PROBLEM DETAILS: Write the next part of the paper below on verifying a complex system-on-a-chip, starting right after its last sentence; the listing that follows it is not part of that paper.

EXTRACT PROVIDED:
□ □ □ □

A Methodology for Timely Verification of a Complex SoC/CHIP

Guy Regev
May 1, 2019
12 min read

Updated: May 8, 2019

This paper presents a novel and alternative methodology of logic or functional verification of a system-on-a-chip integrated- circuit. This methodology was used by our company for a successful and timely tape-out of our SoC. We will show a complete verification methodology that resulted in a fully- functional first silicon and quick time to market. It is a methodology to be used only in a very highly programmable system on a chip or very configurable ASIC, that a hardware bug can relatively easily be mitigated via a software or firmware workaround.

Guy Regev

Peretz Landau

IEEE, ISOCC 2009

I. INTRODUCTION

As transistor sizes are shrinking exponentially in conformance with Moore’s law, silicon chips or ICs are increasing in density, complexity and in the amount of logic that can be run with the same rate.

As a result of this, many of the current ICs incorporate huge amounts of logic and contain logic that was previously spread over several different ICs. This growth introduced what the system-on-a-chip or SoC. The SoC is basically a complete system integrated on a single silicon chip or IC.

Unfortunately with the increase in density and integration, together with the shrinking sizes of ICs, requirements for a reduced schedule and the aggressive time to market constraints become apparent.

These requirements, along with the cost constraints pose a very difficult challenge to IC design teams. IC design teams are now dealing with huge amounts of logic to design, verify, and layout, without the added head count or schedule time required to support it.

Due to these constraints IC design projects face many challenges, one of which is in verification. How to verify such very large scale integrated SoCs is still under debate in the world IC verification community.

□ □ □ □

DATA SHOWN:
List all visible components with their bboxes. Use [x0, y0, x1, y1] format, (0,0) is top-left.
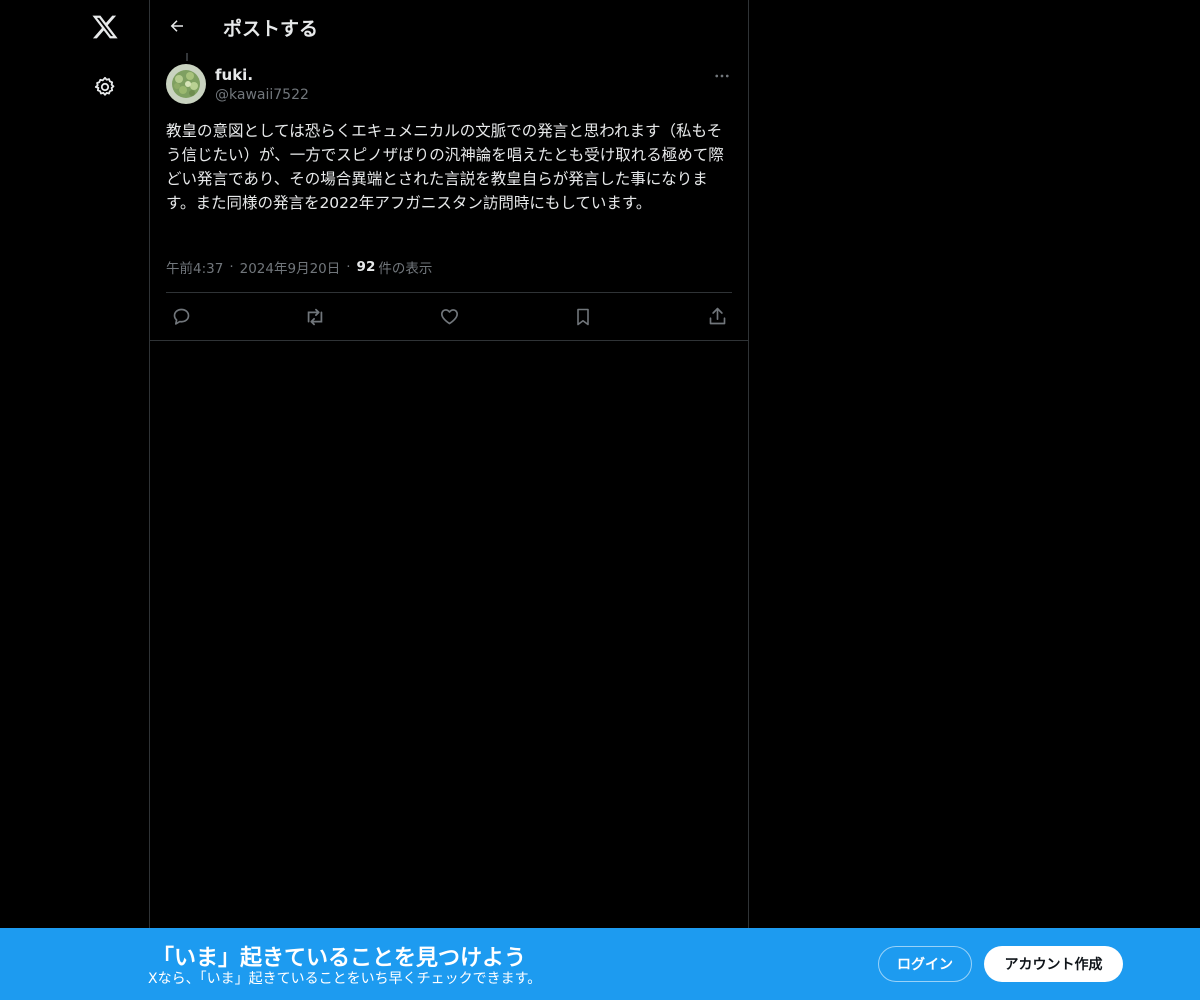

□ □ □ □

RESPONSE:
We will present the verification methodology which we used in order to verify our current 3G UMTS/HSPA+ modem SoC chip for femto-cell.

II. THE DIFFERENCE BETWEEN SoC AND ASIC

An ASIC (Application Specific Integrated Circuit) is usually a silicon chip that performs several dedicated functions, and is used for specific applications.

A SoC is a complete system on a chip. For example: a mother board containing a central processor (CPU) controlling several peripherals such as DDR, additional memories, USB, graphics accelerator, etc. is integrated into a single chip called SoC. A complex SoC usually contains at least one processor and many peripherals.

To make it even more complex, usually many of these peripherals are designed in-house and contain complex interfaces between each other (which may bypass the processor), in addition to a standard processor bus interface.

A SoC is usually a chip, which unlike an ASIC, is not functional without dedicated software which controls the peripherals, configures them and activates the chip correctly.

A SoC design group requires – in addition to the chip architecture group – a system architecture group which defines and designs the system. The size and complexity of a SoC poses many difficulties on verification.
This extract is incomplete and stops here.